Work required:
Pull out all lines from the listing below in which the word "pela" appears.

Start Data records

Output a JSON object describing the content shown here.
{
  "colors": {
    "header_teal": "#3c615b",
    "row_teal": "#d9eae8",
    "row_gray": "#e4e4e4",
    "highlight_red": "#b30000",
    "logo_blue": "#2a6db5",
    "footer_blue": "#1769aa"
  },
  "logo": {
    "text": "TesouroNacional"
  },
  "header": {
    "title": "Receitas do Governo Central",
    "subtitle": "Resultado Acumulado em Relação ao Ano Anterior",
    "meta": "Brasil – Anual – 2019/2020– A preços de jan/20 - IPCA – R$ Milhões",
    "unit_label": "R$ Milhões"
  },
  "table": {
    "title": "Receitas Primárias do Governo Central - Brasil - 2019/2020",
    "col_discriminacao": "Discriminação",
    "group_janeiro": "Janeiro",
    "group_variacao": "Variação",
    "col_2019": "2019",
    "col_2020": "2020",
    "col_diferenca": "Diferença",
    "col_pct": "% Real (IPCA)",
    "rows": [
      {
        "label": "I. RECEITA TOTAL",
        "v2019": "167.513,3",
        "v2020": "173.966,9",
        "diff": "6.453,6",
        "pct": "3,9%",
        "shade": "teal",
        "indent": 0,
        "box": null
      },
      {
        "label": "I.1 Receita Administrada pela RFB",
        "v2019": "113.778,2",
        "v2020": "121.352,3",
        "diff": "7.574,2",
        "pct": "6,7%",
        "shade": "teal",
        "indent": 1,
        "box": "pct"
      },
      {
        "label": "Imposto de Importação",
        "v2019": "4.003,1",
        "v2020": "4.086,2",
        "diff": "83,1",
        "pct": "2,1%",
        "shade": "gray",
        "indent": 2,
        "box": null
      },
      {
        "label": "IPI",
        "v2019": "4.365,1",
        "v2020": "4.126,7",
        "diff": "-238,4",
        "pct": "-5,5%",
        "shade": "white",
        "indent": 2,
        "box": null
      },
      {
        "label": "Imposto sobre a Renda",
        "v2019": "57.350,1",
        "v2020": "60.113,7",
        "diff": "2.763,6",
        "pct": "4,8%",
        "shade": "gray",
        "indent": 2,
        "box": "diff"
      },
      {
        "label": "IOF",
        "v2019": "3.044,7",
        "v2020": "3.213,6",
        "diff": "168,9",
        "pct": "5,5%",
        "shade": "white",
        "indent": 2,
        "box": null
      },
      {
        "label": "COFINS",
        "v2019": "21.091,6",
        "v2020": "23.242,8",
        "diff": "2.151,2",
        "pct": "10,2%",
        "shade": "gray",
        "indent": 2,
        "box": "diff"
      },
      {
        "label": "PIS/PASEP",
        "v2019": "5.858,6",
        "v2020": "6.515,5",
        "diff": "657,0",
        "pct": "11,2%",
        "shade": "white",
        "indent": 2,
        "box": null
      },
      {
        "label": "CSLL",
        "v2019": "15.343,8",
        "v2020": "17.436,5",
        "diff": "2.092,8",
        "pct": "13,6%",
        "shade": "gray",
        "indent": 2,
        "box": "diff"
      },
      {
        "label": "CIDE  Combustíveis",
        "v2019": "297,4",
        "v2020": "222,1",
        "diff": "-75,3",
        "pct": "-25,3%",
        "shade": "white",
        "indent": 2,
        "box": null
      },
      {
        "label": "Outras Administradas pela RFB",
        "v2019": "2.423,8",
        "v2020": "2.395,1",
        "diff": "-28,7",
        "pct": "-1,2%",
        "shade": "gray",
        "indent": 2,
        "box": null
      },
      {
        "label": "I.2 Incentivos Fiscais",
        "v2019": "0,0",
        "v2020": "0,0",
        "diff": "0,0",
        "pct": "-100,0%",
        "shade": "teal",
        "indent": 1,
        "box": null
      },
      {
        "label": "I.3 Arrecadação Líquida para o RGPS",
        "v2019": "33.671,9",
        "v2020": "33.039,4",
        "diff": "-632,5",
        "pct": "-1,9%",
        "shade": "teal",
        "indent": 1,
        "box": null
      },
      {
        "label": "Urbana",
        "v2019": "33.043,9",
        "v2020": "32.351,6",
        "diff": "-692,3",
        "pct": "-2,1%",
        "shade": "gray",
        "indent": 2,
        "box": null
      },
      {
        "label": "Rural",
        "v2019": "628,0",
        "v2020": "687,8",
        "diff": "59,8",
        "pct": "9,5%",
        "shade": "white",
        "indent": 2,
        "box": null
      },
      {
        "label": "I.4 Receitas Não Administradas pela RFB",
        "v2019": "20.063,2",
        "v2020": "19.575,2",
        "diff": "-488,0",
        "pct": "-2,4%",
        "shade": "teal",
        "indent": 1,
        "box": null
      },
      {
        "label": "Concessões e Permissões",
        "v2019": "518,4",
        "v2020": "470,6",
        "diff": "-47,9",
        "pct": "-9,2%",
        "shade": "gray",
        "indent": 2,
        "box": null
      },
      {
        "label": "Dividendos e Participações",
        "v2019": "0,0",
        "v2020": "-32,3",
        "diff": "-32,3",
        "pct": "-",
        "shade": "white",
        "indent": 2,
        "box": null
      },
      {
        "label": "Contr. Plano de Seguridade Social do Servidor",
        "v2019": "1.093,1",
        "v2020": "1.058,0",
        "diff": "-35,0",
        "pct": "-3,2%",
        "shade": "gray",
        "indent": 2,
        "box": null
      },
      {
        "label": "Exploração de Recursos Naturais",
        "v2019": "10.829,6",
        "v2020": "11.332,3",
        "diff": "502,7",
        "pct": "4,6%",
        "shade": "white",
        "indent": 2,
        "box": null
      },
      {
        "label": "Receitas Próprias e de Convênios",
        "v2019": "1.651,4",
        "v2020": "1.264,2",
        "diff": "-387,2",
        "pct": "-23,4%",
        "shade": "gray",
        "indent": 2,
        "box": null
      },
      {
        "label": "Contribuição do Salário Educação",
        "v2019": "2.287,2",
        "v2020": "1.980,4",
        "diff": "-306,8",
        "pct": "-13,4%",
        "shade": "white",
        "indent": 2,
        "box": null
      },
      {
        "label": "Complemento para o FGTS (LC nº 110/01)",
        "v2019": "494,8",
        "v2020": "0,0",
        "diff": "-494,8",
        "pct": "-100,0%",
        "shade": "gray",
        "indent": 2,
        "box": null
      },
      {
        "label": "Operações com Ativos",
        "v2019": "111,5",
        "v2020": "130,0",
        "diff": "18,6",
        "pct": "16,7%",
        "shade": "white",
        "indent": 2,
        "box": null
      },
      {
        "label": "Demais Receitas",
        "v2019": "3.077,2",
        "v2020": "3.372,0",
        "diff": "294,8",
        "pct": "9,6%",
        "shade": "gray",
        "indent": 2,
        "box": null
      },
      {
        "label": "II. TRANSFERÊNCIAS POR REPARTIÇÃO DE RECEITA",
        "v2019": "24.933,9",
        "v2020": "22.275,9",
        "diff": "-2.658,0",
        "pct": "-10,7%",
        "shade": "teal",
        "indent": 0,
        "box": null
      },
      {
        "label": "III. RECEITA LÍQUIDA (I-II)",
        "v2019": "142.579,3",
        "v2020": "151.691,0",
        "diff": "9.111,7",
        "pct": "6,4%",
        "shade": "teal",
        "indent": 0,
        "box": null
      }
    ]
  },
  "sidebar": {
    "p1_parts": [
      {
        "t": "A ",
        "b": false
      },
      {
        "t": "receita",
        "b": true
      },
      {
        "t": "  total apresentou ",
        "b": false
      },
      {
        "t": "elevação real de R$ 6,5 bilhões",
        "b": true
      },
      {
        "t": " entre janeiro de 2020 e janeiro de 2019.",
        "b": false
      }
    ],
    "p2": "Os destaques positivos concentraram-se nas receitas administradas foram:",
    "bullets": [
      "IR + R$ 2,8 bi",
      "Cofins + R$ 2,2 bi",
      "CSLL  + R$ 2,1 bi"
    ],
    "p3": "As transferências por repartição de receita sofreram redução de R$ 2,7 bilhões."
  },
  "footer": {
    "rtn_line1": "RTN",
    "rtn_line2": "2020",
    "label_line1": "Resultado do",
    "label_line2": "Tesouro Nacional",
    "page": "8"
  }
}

End Data records

Reply to the exercise:
        "label": "I.1 Receita Administrada pela RFB",
        "label": "Outras Administradas pela RFB",
        "label": "I.4 Receitas Não Administradas pela RFB",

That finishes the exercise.